» **Instructions for the task**:
Copy out each line of the material below that holds the string "canaux".
-------- Data for the task --------
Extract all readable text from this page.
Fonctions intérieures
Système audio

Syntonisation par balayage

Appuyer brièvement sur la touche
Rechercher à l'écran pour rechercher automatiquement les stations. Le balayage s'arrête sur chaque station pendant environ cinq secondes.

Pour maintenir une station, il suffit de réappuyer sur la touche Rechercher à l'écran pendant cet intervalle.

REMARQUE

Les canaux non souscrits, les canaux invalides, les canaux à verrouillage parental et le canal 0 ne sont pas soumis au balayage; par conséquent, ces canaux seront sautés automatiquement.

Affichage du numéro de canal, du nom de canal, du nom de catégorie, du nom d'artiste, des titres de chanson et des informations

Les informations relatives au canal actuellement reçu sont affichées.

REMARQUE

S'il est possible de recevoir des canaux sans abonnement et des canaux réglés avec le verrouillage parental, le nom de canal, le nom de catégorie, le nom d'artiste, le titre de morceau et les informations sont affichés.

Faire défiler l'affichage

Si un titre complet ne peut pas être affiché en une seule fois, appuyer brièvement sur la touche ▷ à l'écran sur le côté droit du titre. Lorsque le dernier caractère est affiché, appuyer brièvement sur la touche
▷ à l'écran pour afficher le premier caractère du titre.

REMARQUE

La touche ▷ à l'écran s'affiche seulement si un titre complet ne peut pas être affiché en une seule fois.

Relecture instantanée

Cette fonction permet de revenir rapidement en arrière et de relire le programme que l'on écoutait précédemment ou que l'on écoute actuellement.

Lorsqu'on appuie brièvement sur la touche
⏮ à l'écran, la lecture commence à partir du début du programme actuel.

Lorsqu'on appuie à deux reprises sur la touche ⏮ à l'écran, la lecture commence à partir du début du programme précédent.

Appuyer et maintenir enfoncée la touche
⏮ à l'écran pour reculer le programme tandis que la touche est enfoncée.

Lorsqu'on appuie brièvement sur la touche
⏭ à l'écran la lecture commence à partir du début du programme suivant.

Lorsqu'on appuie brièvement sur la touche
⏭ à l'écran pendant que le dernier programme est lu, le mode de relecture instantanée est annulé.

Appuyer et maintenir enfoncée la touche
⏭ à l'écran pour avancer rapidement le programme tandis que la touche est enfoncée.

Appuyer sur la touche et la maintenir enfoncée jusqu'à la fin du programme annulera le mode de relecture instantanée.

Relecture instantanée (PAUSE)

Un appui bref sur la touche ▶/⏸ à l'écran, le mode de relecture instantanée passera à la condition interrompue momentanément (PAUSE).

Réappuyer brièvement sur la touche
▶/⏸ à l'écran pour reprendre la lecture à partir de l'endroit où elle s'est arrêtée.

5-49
--------
-------- Data for the task --------
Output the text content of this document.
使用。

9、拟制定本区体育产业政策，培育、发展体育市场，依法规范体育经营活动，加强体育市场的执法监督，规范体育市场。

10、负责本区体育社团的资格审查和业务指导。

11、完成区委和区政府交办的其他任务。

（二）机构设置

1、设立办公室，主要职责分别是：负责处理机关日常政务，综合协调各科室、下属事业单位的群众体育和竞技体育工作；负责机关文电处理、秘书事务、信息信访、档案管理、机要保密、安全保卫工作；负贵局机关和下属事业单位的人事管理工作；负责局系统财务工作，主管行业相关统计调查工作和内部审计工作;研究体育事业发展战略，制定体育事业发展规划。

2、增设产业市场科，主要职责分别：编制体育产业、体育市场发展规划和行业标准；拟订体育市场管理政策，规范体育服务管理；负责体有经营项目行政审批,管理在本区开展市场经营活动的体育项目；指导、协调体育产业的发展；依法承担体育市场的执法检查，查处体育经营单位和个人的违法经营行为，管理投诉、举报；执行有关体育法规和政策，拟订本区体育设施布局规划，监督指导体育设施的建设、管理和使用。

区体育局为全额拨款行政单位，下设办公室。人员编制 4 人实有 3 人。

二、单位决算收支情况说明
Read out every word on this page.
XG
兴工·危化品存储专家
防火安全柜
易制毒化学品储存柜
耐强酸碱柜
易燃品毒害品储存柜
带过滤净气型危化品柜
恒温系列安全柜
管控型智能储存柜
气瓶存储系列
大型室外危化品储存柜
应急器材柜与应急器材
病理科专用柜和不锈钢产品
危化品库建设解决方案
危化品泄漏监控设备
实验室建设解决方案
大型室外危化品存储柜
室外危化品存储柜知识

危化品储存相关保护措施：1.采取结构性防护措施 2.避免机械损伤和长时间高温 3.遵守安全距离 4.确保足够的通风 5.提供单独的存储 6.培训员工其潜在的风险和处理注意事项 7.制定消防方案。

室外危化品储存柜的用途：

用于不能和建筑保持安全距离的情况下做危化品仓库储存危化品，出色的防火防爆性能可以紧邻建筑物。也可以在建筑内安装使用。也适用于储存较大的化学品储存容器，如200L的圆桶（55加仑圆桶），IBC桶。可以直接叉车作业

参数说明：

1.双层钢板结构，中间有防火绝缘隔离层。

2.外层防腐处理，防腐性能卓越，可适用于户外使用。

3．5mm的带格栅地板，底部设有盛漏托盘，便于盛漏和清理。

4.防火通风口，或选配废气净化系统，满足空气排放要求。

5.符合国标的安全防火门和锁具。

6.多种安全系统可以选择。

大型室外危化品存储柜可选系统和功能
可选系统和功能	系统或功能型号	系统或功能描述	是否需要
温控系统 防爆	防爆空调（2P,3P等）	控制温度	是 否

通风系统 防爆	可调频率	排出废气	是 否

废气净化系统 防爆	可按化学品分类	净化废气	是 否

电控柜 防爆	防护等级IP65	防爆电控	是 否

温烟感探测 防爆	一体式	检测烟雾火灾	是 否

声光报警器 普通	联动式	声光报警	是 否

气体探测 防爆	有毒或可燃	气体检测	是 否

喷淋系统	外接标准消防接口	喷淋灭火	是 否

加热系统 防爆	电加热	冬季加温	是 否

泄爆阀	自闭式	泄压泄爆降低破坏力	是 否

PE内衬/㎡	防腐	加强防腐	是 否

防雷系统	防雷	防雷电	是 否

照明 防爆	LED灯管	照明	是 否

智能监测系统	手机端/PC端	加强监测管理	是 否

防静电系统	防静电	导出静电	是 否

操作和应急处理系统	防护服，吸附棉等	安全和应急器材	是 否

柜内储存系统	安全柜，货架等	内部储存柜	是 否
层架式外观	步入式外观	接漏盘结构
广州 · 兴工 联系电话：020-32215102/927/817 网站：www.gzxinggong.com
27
--------
-------- Data for the task --------
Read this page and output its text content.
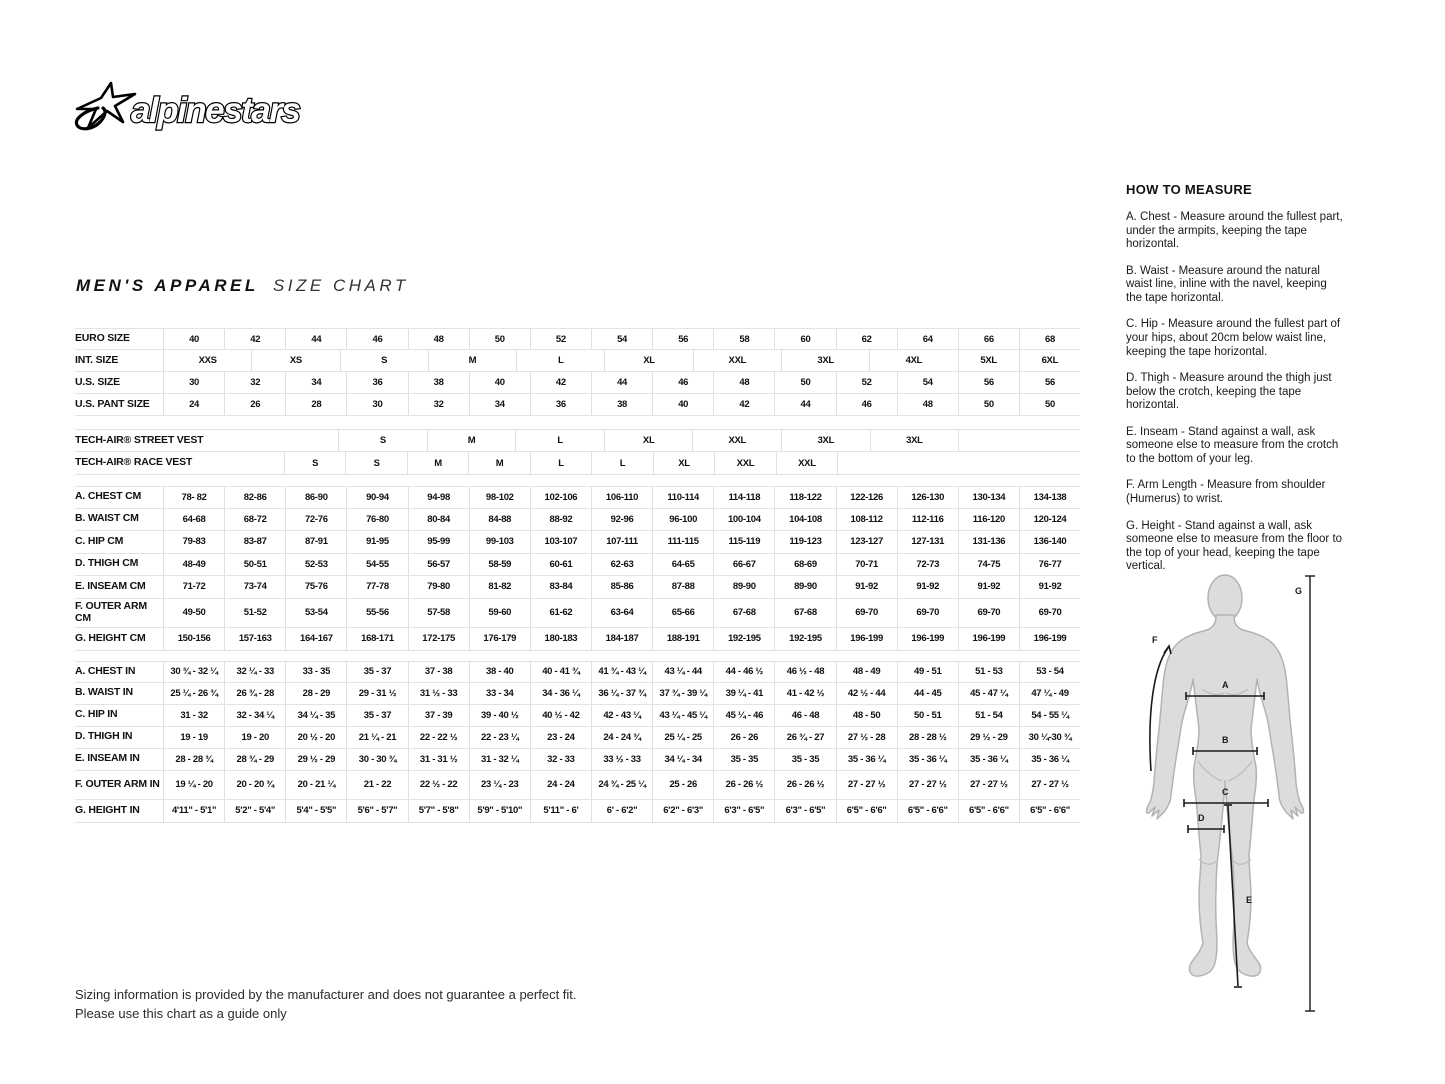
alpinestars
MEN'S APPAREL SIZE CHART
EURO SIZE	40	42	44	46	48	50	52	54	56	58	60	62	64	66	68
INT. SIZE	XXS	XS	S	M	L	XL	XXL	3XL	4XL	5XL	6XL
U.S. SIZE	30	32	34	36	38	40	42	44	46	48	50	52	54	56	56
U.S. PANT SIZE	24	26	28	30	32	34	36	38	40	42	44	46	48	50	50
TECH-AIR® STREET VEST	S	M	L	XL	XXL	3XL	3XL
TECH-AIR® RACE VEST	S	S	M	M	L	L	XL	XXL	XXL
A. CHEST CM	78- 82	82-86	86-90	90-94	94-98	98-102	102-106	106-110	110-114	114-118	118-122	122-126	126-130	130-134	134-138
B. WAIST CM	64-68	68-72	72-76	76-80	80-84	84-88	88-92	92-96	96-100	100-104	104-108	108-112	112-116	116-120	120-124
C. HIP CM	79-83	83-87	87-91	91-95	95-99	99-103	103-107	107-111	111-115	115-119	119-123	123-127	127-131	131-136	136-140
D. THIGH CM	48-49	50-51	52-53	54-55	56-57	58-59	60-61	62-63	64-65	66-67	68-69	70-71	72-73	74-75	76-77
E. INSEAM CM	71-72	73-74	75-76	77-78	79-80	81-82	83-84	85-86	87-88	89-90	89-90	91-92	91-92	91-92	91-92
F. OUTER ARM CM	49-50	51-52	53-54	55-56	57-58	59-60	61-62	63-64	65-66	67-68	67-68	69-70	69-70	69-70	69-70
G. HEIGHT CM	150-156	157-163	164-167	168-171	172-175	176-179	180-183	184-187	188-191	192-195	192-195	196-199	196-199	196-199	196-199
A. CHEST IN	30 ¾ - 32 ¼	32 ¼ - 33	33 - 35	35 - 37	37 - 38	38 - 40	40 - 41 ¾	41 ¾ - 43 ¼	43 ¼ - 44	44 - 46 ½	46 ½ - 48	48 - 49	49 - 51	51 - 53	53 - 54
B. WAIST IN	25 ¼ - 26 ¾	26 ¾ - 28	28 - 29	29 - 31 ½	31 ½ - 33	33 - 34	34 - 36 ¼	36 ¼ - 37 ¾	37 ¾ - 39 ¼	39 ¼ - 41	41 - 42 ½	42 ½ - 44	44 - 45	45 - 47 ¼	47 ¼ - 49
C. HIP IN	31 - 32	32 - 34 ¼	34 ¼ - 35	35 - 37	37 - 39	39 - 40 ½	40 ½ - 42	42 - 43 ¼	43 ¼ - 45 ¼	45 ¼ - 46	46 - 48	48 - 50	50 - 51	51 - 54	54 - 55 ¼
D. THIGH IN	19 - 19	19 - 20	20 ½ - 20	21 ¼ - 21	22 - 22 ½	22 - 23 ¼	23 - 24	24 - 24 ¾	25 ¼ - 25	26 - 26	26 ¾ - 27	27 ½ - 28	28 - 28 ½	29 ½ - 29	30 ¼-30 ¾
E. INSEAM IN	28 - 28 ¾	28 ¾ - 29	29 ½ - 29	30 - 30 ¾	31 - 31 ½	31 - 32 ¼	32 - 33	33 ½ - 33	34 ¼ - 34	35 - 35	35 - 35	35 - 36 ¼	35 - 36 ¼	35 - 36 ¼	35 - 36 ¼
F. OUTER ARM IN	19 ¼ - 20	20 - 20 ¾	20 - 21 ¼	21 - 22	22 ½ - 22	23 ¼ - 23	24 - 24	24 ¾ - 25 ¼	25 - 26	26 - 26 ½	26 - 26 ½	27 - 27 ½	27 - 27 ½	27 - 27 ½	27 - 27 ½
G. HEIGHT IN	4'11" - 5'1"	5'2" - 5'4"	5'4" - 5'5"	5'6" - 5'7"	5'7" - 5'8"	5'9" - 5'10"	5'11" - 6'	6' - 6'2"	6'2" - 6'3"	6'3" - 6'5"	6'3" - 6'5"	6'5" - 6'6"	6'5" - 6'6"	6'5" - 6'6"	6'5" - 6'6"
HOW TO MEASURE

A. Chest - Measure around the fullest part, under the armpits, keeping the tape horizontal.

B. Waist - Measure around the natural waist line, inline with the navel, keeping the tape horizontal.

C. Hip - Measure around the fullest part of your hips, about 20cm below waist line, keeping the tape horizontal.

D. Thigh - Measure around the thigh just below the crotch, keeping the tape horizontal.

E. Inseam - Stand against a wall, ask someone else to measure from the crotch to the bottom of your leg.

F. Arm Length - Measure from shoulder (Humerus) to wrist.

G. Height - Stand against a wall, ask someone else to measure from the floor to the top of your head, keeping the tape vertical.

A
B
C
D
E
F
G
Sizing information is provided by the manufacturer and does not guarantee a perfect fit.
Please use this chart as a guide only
--------
» **Finished answer**:
Les canaux non souscrits, les canaux invalides, les canaux à verrouillage parental et le canal 0 ne sont pas soumis au balayage; par conséquent, ces canaux seront sautés automatiquement.
S'il est possible de recevoir des canaux sans abonnement et des canaux réglés avec le verrouillage parental, le nom de canal, le nom de catégorie, le nom d'artiste, le titre de morceau et les informations sont affichés.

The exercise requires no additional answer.